Excerpt:
- Born: January 10, 1939
- Died: April 22, 2019 (aged 80)
- Education: University of Maryland, College Park Temple University
- Occupations: Writer; editor; radio personality;
- Spouse: Susan Janssen

= William Levy (author) =

American poet (1939–2019)

William Levy (January 10, 1939 – April 22, 2019), also known as the Talmudic Wizard of Amsterdam, was an American writer, editor, and former radio personality, plus the author of such works as The Virgin Sperm Dancer, Wet Dreams, Certain Radio Speeches of Ezra Pound and Natural Jewboy.

Before leaving the U.S. in the autumn of 1966 aboard the R.M.S Queen Mary, Levy attended the University of Maryland, College Park and Temple University, and taught in the literature department at Shippensburg State College, in Pennsylvania.

Data shown:
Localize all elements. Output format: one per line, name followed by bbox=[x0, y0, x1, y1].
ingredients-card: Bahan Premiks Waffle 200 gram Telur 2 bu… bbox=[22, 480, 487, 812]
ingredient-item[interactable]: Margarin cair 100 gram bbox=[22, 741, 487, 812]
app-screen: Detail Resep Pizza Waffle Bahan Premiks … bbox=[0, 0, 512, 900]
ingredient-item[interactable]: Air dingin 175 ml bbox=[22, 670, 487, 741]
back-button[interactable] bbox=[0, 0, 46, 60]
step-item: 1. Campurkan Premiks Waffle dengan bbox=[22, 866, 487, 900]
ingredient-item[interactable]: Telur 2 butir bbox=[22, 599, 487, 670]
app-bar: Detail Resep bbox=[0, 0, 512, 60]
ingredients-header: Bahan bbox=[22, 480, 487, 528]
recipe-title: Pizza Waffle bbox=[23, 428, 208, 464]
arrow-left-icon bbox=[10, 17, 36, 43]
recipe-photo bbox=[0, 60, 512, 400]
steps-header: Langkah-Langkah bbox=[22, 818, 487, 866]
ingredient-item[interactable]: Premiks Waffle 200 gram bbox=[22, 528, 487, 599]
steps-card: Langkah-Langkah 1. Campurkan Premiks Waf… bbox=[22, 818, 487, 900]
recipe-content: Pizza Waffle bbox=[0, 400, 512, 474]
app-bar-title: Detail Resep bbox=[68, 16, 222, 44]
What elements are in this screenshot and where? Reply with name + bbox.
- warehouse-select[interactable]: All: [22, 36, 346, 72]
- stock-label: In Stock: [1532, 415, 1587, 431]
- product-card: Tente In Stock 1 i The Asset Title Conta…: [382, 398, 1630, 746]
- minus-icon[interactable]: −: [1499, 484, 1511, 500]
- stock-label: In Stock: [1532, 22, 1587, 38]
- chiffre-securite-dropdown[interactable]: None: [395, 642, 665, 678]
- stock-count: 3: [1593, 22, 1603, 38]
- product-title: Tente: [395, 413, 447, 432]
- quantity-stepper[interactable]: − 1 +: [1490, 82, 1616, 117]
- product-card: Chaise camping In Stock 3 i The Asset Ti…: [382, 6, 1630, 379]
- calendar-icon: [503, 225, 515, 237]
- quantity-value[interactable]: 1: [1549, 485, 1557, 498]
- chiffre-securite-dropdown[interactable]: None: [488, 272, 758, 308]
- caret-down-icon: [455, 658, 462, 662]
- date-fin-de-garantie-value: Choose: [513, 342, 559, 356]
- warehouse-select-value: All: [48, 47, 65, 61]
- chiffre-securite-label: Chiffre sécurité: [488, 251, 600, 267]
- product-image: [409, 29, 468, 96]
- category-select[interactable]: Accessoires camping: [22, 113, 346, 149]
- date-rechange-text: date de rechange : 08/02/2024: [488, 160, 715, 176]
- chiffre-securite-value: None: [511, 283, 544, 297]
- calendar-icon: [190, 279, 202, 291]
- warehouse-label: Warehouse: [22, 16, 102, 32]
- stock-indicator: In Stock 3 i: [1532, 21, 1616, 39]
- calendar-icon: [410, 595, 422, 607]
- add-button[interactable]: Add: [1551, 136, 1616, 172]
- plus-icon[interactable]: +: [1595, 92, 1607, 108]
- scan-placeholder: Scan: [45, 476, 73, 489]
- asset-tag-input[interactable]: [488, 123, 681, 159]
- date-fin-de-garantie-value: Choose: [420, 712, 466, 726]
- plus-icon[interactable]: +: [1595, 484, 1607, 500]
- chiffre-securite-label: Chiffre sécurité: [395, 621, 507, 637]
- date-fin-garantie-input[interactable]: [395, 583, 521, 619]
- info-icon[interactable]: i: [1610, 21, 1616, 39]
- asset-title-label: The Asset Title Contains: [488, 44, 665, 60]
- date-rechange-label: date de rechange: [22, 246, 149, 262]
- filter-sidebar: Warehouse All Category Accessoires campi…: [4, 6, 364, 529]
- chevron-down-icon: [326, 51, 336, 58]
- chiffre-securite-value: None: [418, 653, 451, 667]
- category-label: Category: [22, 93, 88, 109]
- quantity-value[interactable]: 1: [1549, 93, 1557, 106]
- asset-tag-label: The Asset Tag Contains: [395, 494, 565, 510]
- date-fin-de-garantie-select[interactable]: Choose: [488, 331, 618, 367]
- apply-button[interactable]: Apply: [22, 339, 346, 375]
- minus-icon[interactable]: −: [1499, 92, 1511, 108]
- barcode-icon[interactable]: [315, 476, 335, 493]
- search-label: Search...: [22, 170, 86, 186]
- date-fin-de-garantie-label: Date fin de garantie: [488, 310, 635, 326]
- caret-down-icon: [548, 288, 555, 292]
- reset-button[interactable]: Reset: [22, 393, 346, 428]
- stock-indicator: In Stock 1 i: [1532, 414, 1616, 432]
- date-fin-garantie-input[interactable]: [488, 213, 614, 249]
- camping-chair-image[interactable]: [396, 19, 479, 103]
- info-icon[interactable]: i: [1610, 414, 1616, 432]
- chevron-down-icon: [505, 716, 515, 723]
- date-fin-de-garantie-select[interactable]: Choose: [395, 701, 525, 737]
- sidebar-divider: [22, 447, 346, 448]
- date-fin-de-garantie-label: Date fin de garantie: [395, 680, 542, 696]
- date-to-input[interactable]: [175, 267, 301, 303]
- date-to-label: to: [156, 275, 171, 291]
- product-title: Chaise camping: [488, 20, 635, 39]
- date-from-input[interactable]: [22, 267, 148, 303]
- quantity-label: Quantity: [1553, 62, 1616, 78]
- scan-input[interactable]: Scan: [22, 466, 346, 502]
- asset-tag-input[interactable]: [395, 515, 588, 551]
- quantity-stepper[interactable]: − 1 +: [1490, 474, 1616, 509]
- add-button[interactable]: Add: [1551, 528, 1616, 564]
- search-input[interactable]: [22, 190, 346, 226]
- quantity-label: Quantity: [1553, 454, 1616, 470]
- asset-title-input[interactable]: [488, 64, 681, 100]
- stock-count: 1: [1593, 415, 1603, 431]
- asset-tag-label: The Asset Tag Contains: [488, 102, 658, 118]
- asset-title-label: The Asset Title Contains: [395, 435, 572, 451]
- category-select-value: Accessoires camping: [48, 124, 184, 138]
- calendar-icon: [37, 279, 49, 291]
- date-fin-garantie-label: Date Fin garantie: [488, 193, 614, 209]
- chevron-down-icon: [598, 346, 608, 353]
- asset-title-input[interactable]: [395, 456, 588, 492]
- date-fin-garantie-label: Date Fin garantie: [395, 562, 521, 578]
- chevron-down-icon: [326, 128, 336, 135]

Stated task 1:
Edit the William Levy biography: reproduce the part between "- Born: January" and "and Natural Jewboy.", inclusive, with "radio personality" changed to "broadcaster".
Stated task 2:
Translate this sentence from the William Levy biography into Spanish: "Before leaving the U.S. in the autumn of 1966 aboard the R.M.S Queen Mary, Levy attended the University of Maryland, College Park and Temple University, and taught in the literature department at Shippensburg State College, in Pennsylvania."
Stated task 3:
Please extend the William Levy biography with a few more sentences that pick up after its final line.

Task answer 1:
- Born: January 10, 1939
- Died: April 22, 2019 (aged 80)
- Education: University of Maryland, College Park Temple University
- Occupations: Writer; editor; broadcaster;
- Spouse: Susan Janssen

= William Levy (author) =

American poet (1939–2019)

William Levy (January 10, 1939 – April 22, 2019), also known as the Talmudic Wizard of Amsterdam, was an American writer, editor, and former broadcaster, plus the author of such works as The Virgin Sperm Dancer, Wet Dreams, Certain Radio Speeches of Ezra Pound and Natural Jewboy.

Task answer 2:
Antes de dejar los Estados Unidos en el otoño de 1966 a bordo del R.M.S Queen Mary, Levy asistió a la Universidad de Maryland, College Park, y a la Universidad Temple, y enseñó en el departamento de literatura del Shippensburg State College, en Pensilvania.

Task answer 3:
In the Sixties and Seventies, he was founder and chief editor of many magazines, including the Insect Trust Gazette, International Times, Suck, and The Fanatic. Later, he served as European Editor for American glossy magazines High Times and Penthouse, and as an associate editor of Amsterdam zines Het Gewicht, Ins & Outs, La Linea and Atom Club. Levy was a regular contributor to Andrei Codrescu's Exquisite Corpse and Libido. He also published his own Transactions of the Invisible Language Society series. His meditation play Europe in Flames was also featured at the Festival of New Radio in New York. In 1998, Levy was awarded the Erotic Oscar for writing at London's Sex Maniac's Ball. For 20 years until his retirement from radio, Levy's alter-ego, Dr. Doo Wop, could be heard weekly spinning groovy music across Amsterdam's airwaves.

Until his death following a long illness, Levy lived in Amsterdam with his wife, the literary translator Susan Janssen (translator of many works of Charles Bukowski and of F. Scott Fitzgerald's The Great Gatsby).

==Selected works==
- Playing Tennis with Kafka
- Have Rock Will Roll
- Confessions of a Failed Dealer
- France: Oxygen, a Thirsty (American-in-Paris) Satori
- Refugee TV
- A Call for Chaos & Beans On Toast, Please!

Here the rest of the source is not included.